WRITTEN EXERCISE.
Find how many lines in the data below mention "JSON". Give the number only.

Excerpts from a figure dataset:

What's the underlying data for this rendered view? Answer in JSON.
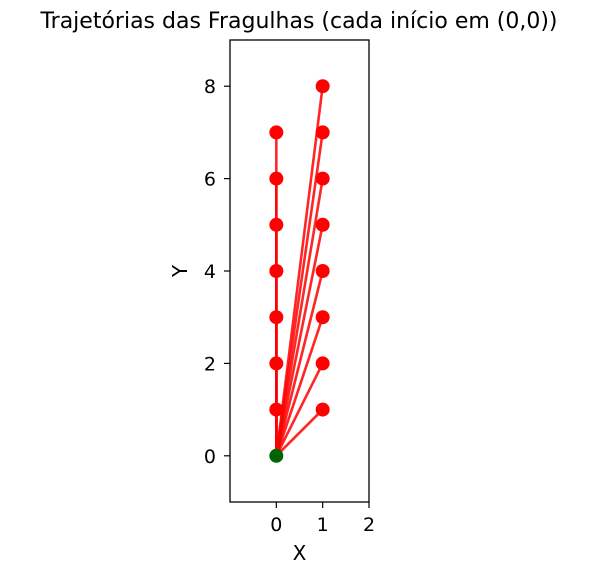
{
  "chart_data": {
    "type": "line",
    "title": "Trajetórias das Fragulhas (cada início em (0,0))",
    "xlabel": "X",
    "ylabel": "Y",
    "xlim": [
      -1,
      2
    ],
    "ylim": [
      -1,
      9
    ],
    "xticks": [
      0,
      1,
      2
    ],
    "yticks": [
      0,
      2,
      4,
      6,
      8
    ],
    "grid": false,
    "line_color": "#ff0000",
    "marker_color": "#ff0000",
    "origin_color": "#006400",
    "origin": [
      0,
      0
    ],
    "endpoints": [
      [
        0,
        1
      ],
      [
        0,
        2
      ],
      [
        0,
        3
      ],
      [
        0,
        4
      ],
      [
        0,
        5
      ],
      [
        0,
        6
      ],
      [
        0,
        7
      ],
      [
        1,
        1
      ],
      [
        1,
        2
      ],
      [
        1,
        3
      ],
      [
        1,
        4
      ],
      [
        1,
        5
      ],
      [
        1,
        6
      ],
      [
        1,
        7
      ],
      [
        1,
        8
      ]
    ]
  }
}
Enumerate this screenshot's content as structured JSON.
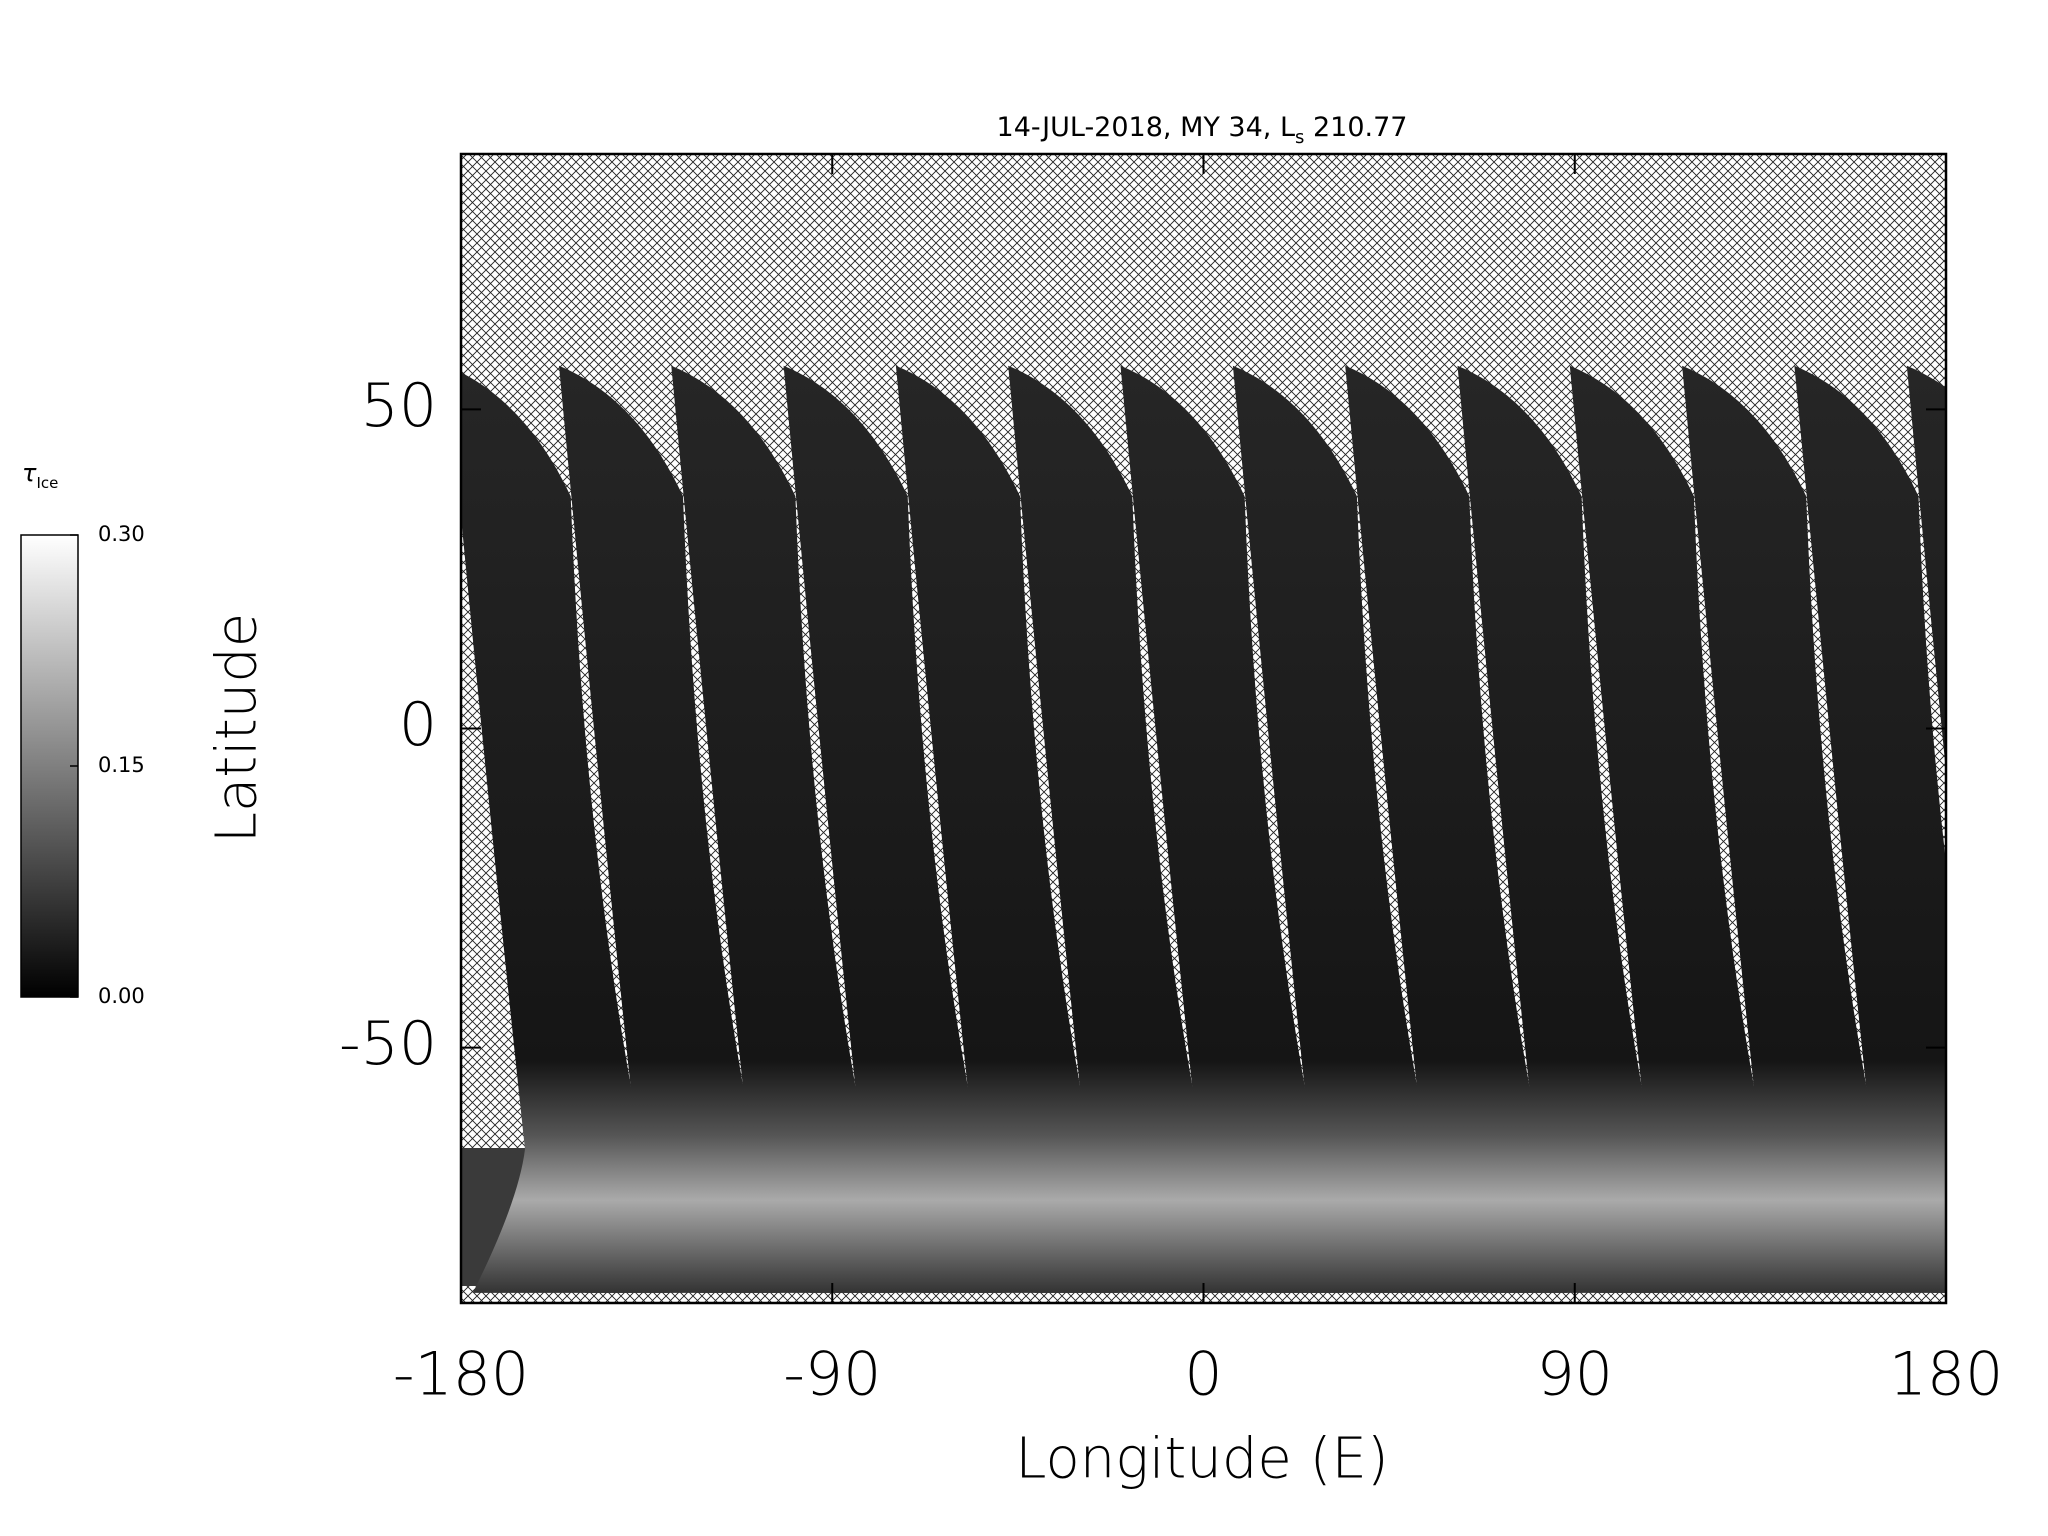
{
  "chart_data": {
    "type": "image-map",
    "title": [
      "14-JUL-2018, MY 34,  L",
      "s",
      " 210.77"
    ],
    "xlabel": "Longitude (E)",
    "ylabel": "Latitude",
    "xlim": [
      -180,
      180
    ],
    "xticks": [
      -180,
      -90,
      0,
      90,
      180
    ],
    "ylim": [
      -90,
      90
    ],
    "yticks": [
      -50,
      0,
      50
    ],
    "colorbar": {
      "label": [
        "τ",
        "Ice"
      ],
      "lim": [
        0,
        0.3
      ],
      "colors": [
        "#000000",
        "#ffffff"
      ],
      "ticks": [
        {
          "value": 0,
          "label": "0.00"
        },
        {
          "value": 0.15,
          "label": "0.15"
        },
        {
          "value": 0.3,
          "label": "0.30"
        }
      ]
    }
  }
}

SOLUTION TO THE EXERCISE.
2